The internecine conflict of the past two decades has pitted the Muslim government of President Omar Hassan Ahmed Al Bashir against the predominantly Christian and animist southerners led by Dr. John Garang. The fighting has virtually destroyed great swathes of the southern region of Sudan in the continent's longest running civil war. Fighting broke out between the two sides in 1983 when the rebel movement took up arms against the Khartoum regime demanding greater autonomy and a share of wealth.

Another significant factor that has played a pivotal role in the conflict is Sudan's comprehensive oil and gas reserves, much of which is found in the country's southern regions. In spite of substantial production and in particular the export of oil beginning only toward the end of 1999, it now accounts for over 70% of the country's total export revenue. Current production levels stand at 320,000 barrels per day. With much of Sudan's natural resource potential considered as greatly under-explored, the final cessation of hostilities between the two main protagonists in the north/south war should now allow for that potential to be realised. The deal, however, does not encompass the fighting in the Darfur region in the west of the country.

THE OIL DEBATE

At the beginning of 2004, Sudan's proven oil reserves were estimated to be at 563m barrels, more than double the predictions of three years earlier. Recoverable estimates are placed in the region of 800m barrels. Despite these prospective reserves, economic development has been slow in Sudan due to continued fighting and the high-risk nature of investment deterring potential overseas financiers. Moreover, the US placed sanctions against the Khartoum regime in November 1997 as a result of its atrocious human rights record and its sponsorship of international terrorism. The sanctions prohibited trade between the two countries and any investment by American companies or individuals in Sudan.

-*-*-

Objective: According to the passage on Sudan's war and oil, when did fighting break out between the two sides?

-*-*-

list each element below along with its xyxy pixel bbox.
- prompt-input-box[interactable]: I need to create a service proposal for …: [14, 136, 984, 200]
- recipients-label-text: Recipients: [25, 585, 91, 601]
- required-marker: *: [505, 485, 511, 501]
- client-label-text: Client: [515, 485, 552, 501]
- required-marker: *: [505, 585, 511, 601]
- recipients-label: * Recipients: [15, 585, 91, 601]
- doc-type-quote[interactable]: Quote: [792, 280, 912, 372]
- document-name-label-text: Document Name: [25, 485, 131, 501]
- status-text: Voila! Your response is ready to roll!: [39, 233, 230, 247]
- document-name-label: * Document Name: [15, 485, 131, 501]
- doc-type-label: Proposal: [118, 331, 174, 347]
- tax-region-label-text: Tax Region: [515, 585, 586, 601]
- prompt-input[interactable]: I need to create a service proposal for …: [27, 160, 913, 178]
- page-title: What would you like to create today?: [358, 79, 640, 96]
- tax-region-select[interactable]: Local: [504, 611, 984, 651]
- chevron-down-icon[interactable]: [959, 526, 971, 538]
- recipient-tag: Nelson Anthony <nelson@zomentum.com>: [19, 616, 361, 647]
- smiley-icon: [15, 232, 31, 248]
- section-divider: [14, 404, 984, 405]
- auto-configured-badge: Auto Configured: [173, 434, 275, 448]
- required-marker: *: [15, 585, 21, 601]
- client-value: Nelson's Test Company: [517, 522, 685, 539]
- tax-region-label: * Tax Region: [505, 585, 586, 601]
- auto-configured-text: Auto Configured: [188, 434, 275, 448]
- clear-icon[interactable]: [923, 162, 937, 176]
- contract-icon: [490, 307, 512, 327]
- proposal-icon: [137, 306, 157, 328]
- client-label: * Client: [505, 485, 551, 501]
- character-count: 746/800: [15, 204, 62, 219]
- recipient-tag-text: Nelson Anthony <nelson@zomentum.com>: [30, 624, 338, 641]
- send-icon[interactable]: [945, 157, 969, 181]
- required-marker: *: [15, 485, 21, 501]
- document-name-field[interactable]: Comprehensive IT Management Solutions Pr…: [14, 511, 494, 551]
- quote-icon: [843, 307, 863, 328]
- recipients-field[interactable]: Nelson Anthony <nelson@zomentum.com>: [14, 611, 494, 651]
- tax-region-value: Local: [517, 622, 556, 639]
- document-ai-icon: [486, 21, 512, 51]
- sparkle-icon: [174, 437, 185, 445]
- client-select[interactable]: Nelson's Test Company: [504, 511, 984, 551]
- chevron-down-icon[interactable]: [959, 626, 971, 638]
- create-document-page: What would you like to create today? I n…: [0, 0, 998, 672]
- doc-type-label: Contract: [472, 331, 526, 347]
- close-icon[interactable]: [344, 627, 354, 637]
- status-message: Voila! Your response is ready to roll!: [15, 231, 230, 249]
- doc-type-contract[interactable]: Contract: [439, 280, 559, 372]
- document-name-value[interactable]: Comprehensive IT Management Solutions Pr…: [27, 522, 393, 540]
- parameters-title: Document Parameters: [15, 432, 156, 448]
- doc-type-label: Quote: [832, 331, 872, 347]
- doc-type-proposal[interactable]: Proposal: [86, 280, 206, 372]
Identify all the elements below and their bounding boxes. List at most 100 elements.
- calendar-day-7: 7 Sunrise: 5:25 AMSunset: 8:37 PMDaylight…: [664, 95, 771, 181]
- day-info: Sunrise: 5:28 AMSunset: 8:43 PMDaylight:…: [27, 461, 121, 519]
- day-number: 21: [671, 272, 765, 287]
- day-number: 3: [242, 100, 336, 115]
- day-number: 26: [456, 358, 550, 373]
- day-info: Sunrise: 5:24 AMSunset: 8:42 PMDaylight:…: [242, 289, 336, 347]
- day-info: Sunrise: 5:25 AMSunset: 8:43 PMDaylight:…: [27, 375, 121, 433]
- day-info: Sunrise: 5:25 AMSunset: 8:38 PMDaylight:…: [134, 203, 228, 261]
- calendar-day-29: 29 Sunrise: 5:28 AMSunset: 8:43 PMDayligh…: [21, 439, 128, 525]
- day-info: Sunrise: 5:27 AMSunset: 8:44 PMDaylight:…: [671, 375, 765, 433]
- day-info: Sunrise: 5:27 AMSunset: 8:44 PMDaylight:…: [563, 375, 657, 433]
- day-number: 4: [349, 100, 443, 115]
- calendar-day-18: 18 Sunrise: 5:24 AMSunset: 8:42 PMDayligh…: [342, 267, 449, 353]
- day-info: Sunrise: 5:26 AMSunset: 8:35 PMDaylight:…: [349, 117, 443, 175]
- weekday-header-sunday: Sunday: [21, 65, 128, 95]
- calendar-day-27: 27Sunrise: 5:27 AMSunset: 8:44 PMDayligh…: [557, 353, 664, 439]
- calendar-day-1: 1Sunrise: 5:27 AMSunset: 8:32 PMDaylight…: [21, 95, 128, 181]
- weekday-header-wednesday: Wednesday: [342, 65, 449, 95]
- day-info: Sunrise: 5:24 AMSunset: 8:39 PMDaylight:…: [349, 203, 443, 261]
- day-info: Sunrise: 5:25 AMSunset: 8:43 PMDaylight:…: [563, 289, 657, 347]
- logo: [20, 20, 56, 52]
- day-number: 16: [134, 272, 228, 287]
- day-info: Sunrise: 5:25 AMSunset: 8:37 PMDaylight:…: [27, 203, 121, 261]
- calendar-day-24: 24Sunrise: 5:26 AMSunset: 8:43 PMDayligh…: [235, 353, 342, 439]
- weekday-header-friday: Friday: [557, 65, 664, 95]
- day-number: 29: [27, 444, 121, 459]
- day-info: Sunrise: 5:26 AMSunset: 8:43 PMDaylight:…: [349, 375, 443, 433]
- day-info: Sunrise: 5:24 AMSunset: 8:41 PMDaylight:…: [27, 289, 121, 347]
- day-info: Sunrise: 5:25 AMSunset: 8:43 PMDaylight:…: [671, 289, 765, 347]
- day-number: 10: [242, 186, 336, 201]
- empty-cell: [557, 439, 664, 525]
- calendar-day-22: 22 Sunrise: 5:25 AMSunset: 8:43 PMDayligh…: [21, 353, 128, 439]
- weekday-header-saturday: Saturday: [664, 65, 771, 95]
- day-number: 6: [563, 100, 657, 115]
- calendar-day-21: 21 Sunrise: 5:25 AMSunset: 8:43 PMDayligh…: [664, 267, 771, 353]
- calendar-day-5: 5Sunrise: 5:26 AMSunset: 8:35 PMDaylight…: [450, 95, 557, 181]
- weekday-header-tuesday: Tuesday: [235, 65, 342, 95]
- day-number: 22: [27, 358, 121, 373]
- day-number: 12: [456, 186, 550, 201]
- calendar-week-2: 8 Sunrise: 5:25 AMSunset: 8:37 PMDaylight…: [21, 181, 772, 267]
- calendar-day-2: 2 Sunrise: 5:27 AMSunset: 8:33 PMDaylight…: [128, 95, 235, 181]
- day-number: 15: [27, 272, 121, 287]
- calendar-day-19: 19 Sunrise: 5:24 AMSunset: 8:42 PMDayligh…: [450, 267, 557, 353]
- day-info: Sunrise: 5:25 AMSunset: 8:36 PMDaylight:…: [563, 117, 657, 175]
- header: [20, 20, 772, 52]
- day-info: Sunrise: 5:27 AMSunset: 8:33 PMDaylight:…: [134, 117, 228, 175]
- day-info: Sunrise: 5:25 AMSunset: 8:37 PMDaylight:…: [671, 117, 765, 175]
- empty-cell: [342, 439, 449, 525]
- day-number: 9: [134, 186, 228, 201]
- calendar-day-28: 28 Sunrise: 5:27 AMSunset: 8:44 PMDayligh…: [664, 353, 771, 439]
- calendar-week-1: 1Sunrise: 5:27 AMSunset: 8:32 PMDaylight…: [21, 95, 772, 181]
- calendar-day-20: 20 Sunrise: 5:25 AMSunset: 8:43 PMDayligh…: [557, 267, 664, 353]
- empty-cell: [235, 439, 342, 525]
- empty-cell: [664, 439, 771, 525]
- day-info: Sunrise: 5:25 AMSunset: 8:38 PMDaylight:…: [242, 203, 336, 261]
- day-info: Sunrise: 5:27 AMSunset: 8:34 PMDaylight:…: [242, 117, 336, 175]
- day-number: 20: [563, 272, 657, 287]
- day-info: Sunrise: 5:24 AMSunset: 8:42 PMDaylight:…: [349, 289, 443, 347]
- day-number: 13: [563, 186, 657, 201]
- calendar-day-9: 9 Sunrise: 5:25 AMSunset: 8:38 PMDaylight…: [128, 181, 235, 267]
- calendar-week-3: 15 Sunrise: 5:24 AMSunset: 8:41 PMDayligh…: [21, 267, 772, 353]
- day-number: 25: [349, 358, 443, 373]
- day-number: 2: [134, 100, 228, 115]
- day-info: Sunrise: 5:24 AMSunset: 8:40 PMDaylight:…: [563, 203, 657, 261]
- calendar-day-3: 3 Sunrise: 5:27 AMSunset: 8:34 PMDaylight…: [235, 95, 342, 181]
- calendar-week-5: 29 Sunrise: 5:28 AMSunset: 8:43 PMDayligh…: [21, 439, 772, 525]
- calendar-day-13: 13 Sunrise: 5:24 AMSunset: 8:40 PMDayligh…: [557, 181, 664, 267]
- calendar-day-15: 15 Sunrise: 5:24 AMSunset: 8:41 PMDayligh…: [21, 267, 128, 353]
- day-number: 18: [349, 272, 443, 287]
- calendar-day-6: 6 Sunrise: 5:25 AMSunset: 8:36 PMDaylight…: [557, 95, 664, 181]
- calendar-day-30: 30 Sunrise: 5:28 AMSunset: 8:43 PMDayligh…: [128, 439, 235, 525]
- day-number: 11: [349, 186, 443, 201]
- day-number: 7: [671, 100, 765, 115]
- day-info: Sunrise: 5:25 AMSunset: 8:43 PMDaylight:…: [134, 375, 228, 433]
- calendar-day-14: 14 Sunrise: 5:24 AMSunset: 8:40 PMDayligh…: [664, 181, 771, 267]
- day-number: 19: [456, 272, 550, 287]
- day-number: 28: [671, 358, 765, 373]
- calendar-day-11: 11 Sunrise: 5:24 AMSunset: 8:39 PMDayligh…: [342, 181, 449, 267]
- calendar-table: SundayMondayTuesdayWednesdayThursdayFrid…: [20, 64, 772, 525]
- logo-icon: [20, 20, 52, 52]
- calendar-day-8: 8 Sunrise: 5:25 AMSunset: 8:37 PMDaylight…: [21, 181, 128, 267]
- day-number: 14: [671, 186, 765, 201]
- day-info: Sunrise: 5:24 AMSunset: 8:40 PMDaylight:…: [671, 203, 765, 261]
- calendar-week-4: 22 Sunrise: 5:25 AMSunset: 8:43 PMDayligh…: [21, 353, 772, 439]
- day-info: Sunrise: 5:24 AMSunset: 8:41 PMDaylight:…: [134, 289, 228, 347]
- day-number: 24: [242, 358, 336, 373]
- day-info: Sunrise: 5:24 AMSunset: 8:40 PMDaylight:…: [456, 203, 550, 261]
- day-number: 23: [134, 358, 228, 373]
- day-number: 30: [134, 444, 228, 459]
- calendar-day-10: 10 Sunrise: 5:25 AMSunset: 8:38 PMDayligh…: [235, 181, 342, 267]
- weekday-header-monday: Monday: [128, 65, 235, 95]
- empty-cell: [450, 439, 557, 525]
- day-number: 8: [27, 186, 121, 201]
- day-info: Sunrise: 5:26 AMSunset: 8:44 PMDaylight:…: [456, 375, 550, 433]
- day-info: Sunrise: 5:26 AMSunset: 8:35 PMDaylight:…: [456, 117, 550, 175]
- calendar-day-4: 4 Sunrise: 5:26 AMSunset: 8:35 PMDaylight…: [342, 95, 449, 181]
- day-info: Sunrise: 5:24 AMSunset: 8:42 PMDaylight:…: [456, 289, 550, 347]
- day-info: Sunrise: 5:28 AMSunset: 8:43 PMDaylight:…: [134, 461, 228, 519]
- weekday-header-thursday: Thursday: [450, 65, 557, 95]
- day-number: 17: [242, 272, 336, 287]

-*-*-

Answer for the task: In 1983